## [GOAL OF THE EXERCISE]
Go through the entries below and count the lines holding the word "Save". Reply with only the number, please.

— begin DATA SECTION —

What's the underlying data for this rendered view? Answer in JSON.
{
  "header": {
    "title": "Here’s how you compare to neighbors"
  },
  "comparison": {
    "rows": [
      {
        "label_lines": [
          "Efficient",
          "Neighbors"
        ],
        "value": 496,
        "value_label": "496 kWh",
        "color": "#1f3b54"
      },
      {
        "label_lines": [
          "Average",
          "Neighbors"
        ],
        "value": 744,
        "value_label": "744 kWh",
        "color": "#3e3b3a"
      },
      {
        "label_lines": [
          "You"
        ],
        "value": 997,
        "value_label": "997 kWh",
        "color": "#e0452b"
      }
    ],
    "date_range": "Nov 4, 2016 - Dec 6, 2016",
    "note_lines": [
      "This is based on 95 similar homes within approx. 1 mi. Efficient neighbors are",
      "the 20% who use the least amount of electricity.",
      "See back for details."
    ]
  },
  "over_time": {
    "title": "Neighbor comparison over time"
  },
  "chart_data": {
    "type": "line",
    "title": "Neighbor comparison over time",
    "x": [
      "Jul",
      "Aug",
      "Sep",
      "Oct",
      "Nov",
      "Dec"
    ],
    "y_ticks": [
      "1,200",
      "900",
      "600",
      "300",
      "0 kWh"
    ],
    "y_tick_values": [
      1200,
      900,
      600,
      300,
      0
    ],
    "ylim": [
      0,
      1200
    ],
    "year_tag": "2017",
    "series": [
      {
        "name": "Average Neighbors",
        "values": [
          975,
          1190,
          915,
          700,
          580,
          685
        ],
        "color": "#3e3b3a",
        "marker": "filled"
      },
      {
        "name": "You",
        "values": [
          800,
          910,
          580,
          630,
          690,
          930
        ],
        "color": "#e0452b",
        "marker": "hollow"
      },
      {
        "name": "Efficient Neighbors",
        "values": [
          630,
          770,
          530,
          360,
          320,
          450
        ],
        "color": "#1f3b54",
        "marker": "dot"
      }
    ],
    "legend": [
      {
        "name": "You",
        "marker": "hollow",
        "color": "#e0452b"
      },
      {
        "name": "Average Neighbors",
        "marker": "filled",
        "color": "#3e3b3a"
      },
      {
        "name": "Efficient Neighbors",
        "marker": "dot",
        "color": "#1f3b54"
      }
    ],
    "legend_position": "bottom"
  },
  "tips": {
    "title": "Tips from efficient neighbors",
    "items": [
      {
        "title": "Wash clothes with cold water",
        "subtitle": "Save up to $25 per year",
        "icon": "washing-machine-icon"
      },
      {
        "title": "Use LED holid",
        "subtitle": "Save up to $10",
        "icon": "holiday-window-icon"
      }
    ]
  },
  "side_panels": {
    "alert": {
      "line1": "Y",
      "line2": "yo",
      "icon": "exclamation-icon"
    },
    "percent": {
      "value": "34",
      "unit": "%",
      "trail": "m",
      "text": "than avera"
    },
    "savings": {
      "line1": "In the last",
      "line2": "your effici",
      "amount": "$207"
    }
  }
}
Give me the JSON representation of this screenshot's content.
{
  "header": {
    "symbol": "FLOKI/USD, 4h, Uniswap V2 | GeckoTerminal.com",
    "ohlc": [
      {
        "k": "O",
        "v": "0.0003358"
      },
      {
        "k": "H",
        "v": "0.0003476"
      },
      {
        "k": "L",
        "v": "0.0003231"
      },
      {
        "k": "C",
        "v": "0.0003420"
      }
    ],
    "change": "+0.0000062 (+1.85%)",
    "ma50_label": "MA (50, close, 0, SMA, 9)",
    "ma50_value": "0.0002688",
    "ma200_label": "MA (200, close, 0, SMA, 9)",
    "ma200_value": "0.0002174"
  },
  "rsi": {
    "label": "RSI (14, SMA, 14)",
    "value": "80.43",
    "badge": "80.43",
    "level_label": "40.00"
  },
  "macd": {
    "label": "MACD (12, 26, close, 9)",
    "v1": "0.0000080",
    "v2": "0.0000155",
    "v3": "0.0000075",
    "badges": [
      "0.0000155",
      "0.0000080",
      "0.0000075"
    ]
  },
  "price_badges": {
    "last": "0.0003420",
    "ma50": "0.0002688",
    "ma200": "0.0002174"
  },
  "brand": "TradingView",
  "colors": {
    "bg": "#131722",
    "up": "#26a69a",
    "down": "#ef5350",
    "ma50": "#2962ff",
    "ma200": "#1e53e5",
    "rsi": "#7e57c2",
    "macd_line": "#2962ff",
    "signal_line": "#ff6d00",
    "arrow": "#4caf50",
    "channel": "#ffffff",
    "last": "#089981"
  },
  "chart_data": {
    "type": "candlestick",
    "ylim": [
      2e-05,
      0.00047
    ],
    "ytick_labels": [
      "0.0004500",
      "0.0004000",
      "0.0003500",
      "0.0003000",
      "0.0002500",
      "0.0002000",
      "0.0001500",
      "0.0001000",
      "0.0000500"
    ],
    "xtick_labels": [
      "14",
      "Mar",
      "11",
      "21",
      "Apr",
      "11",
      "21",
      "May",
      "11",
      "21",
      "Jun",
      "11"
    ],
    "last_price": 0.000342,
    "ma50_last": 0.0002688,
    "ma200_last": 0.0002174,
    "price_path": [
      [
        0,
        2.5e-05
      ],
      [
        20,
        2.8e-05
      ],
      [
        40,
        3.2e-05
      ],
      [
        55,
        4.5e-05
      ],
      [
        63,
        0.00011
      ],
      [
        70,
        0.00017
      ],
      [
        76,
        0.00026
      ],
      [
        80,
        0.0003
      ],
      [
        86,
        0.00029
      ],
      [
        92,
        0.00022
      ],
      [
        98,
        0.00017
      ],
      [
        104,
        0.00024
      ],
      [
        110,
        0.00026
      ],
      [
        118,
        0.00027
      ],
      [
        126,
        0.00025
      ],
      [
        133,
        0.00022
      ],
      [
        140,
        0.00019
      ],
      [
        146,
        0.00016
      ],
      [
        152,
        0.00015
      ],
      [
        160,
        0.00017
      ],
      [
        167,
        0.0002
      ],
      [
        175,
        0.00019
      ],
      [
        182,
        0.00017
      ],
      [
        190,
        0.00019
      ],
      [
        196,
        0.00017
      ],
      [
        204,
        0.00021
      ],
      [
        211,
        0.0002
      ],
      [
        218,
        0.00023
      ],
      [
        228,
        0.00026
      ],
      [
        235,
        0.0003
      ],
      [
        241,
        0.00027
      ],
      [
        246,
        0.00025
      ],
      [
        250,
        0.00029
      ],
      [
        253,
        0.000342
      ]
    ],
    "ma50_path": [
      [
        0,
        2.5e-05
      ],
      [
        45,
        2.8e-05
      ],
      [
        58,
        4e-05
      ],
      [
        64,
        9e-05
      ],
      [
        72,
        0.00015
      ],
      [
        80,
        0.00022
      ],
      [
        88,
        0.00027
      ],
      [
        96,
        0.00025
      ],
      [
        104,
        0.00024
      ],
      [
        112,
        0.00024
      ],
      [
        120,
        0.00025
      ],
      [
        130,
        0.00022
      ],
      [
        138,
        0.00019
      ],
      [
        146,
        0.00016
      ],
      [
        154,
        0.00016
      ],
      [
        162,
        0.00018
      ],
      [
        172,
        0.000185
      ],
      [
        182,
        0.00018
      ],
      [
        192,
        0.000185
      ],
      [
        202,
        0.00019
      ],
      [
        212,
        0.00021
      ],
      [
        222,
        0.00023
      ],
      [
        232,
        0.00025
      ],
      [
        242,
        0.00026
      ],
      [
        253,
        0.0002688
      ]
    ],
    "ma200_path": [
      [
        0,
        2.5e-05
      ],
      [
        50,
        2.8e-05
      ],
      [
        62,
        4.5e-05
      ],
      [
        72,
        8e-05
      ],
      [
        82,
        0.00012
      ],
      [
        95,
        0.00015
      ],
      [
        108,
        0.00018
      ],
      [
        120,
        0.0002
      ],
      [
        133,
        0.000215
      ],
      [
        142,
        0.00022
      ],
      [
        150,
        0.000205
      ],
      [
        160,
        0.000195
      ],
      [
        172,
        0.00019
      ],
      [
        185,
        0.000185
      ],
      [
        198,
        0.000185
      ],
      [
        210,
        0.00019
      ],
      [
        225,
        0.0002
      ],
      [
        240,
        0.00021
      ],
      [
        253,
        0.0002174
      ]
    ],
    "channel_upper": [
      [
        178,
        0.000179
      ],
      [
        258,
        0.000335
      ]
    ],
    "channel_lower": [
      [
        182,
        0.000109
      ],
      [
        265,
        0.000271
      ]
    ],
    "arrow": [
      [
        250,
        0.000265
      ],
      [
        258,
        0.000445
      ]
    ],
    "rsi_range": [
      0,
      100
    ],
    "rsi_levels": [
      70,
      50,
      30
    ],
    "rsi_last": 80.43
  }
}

— end DATA SECTION —

## [ANSWER BELOW]
2